# [Description of the task]
Hunt through the lines below for the string "besparing" and copy each one that has it.

# [Records supplied]
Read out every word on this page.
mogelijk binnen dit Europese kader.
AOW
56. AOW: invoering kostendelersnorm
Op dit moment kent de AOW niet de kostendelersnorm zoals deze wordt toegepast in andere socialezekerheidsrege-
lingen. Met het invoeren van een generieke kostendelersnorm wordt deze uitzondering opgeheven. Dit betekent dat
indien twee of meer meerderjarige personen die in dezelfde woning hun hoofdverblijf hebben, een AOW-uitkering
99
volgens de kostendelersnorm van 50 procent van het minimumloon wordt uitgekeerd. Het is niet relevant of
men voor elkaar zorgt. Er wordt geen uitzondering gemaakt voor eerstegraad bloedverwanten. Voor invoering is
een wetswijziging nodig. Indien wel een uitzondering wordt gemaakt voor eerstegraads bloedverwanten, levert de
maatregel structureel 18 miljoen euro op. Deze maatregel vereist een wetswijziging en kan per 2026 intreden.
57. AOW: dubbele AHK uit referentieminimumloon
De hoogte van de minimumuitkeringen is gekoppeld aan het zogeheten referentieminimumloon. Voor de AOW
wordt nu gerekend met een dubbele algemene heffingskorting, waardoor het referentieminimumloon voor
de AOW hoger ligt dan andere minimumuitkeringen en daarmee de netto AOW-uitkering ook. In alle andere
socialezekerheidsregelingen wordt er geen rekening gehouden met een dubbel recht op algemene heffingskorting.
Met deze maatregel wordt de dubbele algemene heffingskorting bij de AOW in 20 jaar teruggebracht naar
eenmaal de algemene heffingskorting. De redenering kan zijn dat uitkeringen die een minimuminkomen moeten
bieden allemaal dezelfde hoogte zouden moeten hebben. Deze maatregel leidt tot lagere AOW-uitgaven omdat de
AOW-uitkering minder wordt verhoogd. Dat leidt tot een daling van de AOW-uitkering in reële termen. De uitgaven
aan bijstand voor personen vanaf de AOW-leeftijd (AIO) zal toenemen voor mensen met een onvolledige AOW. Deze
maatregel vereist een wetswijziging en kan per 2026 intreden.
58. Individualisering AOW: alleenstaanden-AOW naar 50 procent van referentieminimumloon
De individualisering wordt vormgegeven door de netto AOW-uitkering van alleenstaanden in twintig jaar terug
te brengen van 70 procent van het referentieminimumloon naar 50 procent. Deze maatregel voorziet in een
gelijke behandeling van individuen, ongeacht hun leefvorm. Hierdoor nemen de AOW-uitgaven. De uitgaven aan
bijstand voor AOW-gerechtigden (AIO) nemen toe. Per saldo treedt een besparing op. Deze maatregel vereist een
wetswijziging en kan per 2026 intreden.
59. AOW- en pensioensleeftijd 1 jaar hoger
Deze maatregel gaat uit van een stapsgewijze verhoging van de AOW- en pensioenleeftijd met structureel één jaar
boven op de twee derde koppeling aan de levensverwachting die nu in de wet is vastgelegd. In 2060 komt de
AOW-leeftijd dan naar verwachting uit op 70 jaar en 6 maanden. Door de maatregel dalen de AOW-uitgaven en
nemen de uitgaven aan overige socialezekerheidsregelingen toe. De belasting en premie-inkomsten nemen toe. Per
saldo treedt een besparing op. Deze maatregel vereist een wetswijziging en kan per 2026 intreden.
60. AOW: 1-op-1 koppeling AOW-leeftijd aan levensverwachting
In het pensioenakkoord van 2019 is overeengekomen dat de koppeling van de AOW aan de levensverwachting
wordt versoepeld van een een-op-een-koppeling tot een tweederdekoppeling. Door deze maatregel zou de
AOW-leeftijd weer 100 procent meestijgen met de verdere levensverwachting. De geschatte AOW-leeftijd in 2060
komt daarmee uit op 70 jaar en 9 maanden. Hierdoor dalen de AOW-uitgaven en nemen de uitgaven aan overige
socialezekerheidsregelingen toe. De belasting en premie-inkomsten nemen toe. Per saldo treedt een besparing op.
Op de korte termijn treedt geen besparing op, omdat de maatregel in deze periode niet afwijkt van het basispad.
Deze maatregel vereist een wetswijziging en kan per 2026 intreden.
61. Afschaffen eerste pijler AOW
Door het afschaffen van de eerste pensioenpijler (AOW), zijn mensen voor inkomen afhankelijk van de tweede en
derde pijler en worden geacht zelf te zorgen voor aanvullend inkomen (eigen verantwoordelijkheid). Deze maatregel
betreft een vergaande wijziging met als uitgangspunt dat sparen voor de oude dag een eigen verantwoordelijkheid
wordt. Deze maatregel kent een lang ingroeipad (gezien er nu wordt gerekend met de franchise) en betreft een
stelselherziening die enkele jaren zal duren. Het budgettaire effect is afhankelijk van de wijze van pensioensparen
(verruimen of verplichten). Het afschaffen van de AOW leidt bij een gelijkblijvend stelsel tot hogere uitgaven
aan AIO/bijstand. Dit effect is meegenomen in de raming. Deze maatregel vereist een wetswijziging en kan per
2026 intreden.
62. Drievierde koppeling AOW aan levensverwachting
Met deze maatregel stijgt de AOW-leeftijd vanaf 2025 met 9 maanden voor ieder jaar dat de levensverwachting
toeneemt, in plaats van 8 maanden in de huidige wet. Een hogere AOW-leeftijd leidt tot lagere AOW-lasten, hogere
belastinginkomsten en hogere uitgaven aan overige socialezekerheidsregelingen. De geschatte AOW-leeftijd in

# [Your solution]
bijstand voor AOW-gerechtigden (AIO) nemen toe. Per saldo treedt een besparing op. Deze maatregel vereist een
saldo treedt een besparing op. Deze maatregel vereist een wetswijziging en kan per 2026 intreden.
socialezekerheidsregelingen toe. De belasting en premie-inkomsten nemen toe. Per saldo treedt een besparing op.
Op de korte termijn treedt geen besparing op, omdat de maatregel in deze periode niet afwijkt van het basispad.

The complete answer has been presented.